### Work to be completed
Render the rows as a Markdown table with the columns "Number" and "Line", starting at the first row and stopping after the line that contains "fig1-grid-cell <box>393 460 402 471</box>". Leave out blank lines.

Coordinate annotation rows
-- Begin --

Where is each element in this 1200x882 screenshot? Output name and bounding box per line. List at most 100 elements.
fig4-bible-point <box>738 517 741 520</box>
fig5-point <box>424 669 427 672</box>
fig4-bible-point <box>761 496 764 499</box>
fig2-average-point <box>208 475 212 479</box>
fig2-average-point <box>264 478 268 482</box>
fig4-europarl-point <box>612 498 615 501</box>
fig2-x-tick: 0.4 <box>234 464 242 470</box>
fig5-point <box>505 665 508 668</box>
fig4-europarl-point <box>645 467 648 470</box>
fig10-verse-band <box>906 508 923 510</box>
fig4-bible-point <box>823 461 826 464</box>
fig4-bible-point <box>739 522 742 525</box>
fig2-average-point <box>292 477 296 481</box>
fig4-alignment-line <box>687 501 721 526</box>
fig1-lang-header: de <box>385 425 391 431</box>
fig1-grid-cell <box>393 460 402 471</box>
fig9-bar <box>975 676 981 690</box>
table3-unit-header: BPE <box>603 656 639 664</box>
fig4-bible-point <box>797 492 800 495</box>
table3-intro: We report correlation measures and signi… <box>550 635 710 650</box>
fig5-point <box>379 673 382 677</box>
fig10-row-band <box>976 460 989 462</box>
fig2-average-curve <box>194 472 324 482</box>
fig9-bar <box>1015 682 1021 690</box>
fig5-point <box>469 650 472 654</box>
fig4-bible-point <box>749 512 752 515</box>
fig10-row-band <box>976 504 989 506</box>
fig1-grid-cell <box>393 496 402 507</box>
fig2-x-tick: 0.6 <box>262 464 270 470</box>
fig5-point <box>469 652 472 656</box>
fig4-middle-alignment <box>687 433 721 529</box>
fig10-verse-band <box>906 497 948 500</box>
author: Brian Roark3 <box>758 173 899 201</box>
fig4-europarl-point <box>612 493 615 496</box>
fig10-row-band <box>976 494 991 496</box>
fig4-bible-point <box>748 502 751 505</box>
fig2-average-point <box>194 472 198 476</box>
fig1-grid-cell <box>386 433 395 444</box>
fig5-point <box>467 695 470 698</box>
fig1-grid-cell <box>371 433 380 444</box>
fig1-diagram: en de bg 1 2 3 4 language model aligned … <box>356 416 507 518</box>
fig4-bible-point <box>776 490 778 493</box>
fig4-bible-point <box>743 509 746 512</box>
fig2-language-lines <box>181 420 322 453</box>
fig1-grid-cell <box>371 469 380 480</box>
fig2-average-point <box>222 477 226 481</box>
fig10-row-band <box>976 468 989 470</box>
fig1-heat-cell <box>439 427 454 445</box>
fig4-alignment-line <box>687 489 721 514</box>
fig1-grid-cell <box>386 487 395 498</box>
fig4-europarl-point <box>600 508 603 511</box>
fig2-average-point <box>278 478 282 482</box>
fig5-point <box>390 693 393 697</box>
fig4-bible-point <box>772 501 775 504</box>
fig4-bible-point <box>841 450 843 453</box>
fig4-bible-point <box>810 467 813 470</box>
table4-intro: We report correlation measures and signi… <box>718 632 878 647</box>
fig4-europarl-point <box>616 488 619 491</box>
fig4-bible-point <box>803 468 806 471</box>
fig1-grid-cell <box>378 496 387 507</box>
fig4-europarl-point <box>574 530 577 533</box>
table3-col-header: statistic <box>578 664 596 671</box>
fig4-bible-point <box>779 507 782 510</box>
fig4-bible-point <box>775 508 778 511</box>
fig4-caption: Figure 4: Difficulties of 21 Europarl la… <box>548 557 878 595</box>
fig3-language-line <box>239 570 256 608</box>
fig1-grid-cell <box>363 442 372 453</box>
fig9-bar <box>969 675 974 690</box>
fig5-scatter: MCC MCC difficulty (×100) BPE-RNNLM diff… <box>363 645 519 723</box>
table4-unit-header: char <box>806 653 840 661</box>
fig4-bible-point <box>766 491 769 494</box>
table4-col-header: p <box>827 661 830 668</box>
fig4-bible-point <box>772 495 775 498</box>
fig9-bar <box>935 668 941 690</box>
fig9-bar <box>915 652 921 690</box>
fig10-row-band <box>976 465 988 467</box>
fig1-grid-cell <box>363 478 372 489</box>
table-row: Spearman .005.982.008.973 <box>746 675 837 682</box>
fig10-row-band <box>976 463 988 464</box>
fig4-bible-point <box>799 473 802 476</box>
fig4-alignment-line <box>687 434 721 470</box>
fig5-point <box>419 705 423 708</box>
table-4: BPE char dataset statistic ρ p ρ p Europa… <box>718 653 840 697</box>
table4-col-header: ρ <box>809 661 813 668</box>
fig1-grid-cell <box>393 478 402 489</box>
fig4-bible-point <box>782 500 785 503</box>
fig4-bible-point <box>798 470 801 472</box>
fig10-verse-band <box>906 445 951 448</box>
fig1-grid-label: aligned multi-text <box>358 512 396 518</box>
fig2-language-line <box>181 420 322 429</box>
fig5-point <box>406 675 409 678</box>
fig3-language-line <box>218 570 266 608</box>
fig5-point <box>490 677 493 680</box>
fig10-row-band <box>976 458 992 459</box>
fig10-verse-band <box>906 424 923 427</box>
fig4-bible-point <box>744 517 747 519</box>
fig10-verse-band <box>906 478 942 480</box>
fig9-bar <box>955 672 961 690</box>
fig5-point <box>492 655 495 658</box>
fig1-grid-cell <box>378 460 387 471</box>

-- End --

### The output
| Number | Line |
|---|---|
| 1 | Where is each element in this 1200x882 screenshot? Output name and bounding box per line. List at most 100 elements. |
| 2 | fig4-bible-point <box>738 517 741 520</box> |
| 3 | fig5-point <box>424 669 427 672</box> |
| 4 | fig4-bible-point <box>761 496 764 499</box> |
| 5 | fig2-average-point <box>208 475 212 479</box> |
| 6 | fig2-average-point <box>264 478 268 482</box> |
| 7 | fig4-europarl-point <box>612 498 615 501</box> |
| 8 | fig2-x-tick: 0.4 <box>234 464 242 470</box> |
| 9 | fig5-point <box>505 665 508 668</box> |
| 10 | fig4-europarl-point <box>645 467 648 470</box> |
| 11 | fig10-verse-band <box>906 508 923 510</box> |
| 12 | fig4-bible-point <box>823 461 826 464</box> |
| 13 | fig4-bible-point <box>739 522 742 525</box> |
| 14 | fig2-average-point <box>292 477 296 481</box> |
| 15 | fig4-alignment-line <box>687 501 721 526</box> |
| 16 | fig1-lang-header: de <box>385 425 391 431</box> |
| 17 | fig1-grid-cell <box>393 460 402 471</box> |